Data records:
......
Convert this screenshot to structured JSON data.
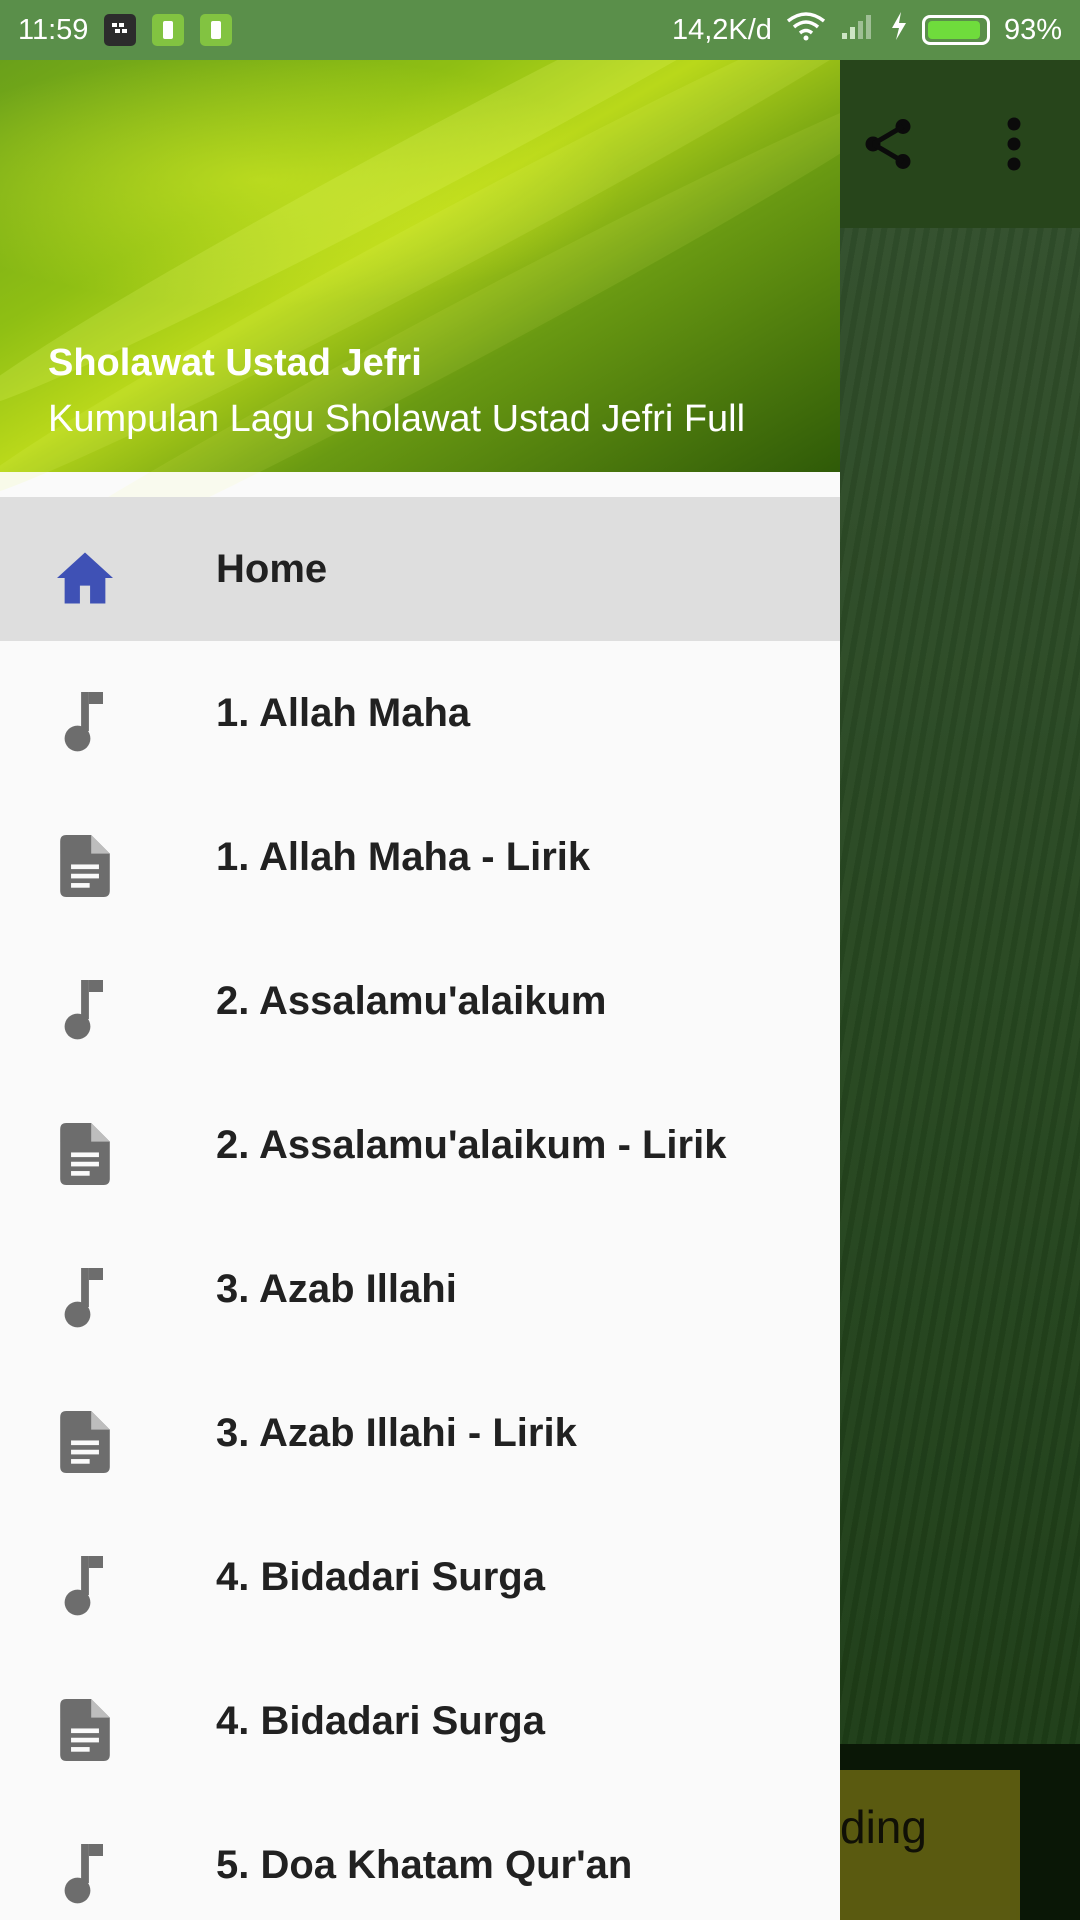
{
  "status_bar": {
    "time": "11:59",
    "network_speed": "14,2K/d",
    "battery": "93%"
  },
  "background_app": {
    "loading_text": "ding"
  },
  "drawer": {
    "header": {
      "title": "Sholawat Ustad Jefri",
      "subtitle": "Kumpulan Lagu Sholawat Ustad Jefri Full"
    },
    "items": [
      {
        "label": "Home",
        "icon": "home-icon",
        "active": true
      },
      {
        "label": "1. Allah Maha",
        "icon": "music-note-icon"
      },
      {
        "label": "1. Allah Maha - Lirik",
        "icon": "document-icon"
      },
      {
        "label": "2. Assalamu'alaikum",
        "icon": "music-note-icon"
      },
      {
        "label": "2. Assalamu'alaikum - Lirik",
        "icon": "document-icon"
      },
      {
        "label": "3. Azab Illahi",
        "icon": "music-note-icon"
      },
      {
        "label": "3. Azab Illahi - Lirik",
        "icon": "document-icon"
      },
      {
        "label": "4. Bidadari Surga",
        "icon": "music-note-icon"
      },
      {
        "label": "4. Bidadari Surga",
        "icon": "document-icon"
      },
      {
        "label": "5. Doa Khatam Qur'an",
        "icon": "music-note-icon"
      }
    ]
  },
  "colors": {
    "status_bar": "#5a8f4a",
    "active_item_bg": "#dedede",
    "home_icon": "#3f51b5",
    "menu_icon": "#6d6d6d"
  }
}
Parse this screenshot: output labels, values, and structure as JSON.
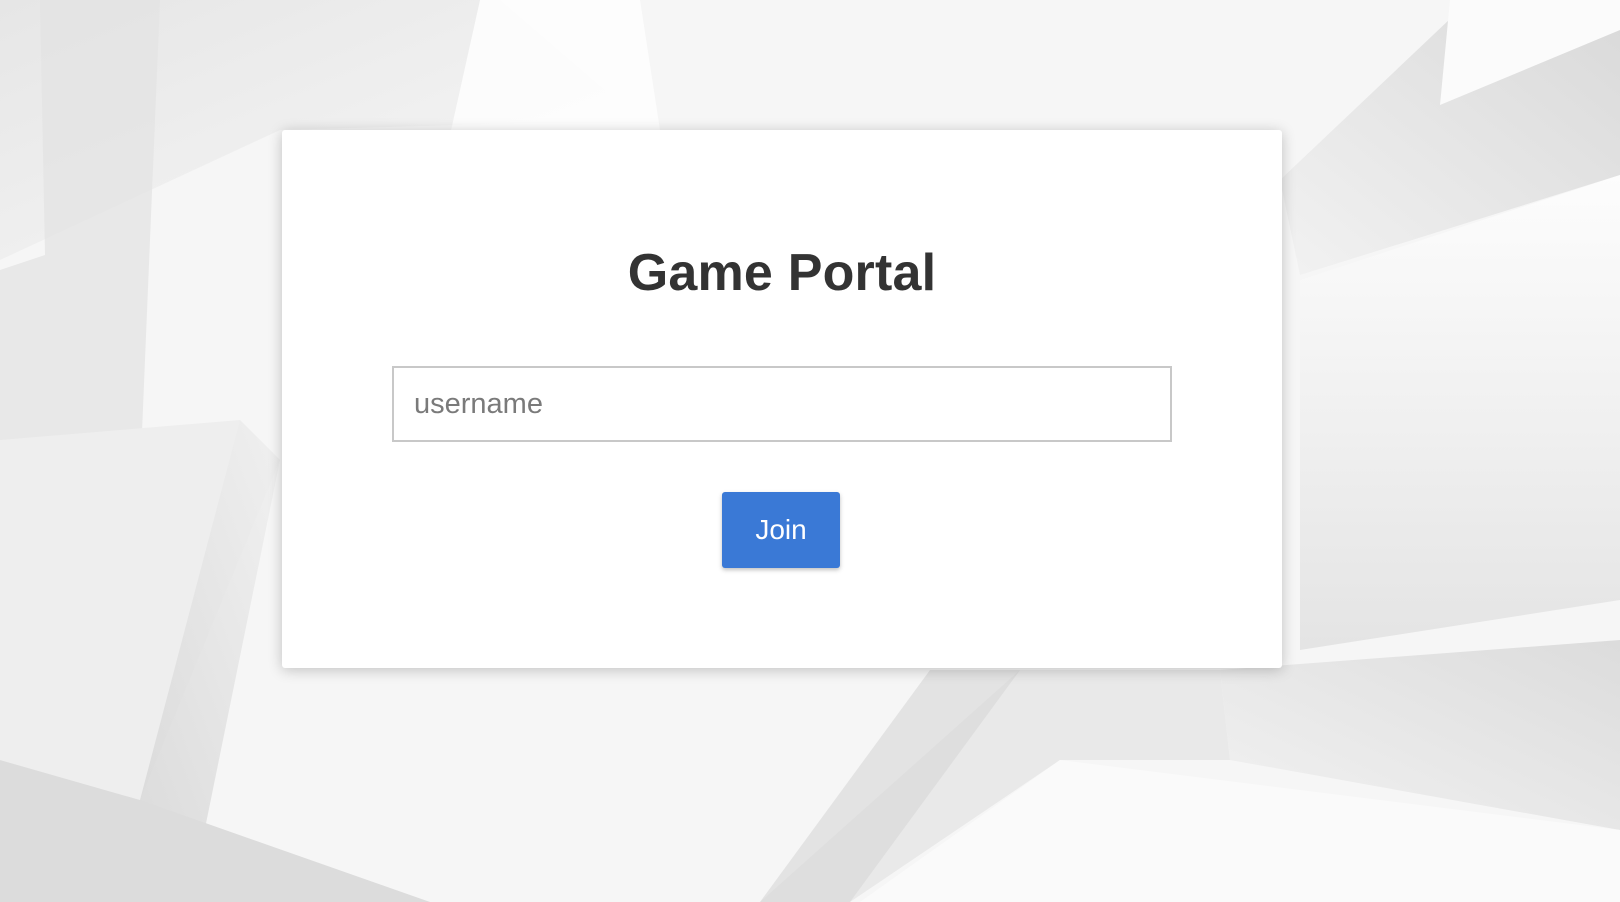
{
  "page": {
    "title": "Game Portal"
  },
  "login_form": {
    "username_placeholder": "username",
    "username_value": "",
    "join_label": "Join"
  },
  "colors": {
    "background": "#f4f4f4",
    "card": "#ffffff",
    "title_text": "#333333",
    "button": "#3a79d6",
    "button_text": "#ffffff",
    "input_border": "#c8c8c8"
  }
}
......
Word for word, please, restate the lines of the listing from the one holding "Parse this screenshot: output" down to the last line, leaving out any pictures.

Answer in full:
Parse this screenshot: output labels, values, and structure as JSON.
{
  "page": {
    "title": "Game Portal"
  },
  "login_form": {
    "username_placeholder": "username",
    "username_value": "",
    "join_label": "Join"
  },
  "colors": {
    "background": "#f4f4f4",
    "card": "#ffffff",
    "title_text": "#333333",
    "button": "#3a79d6",
    "button_text": "#ffffff",
    "input_border": "#c8c8c8"
  }
}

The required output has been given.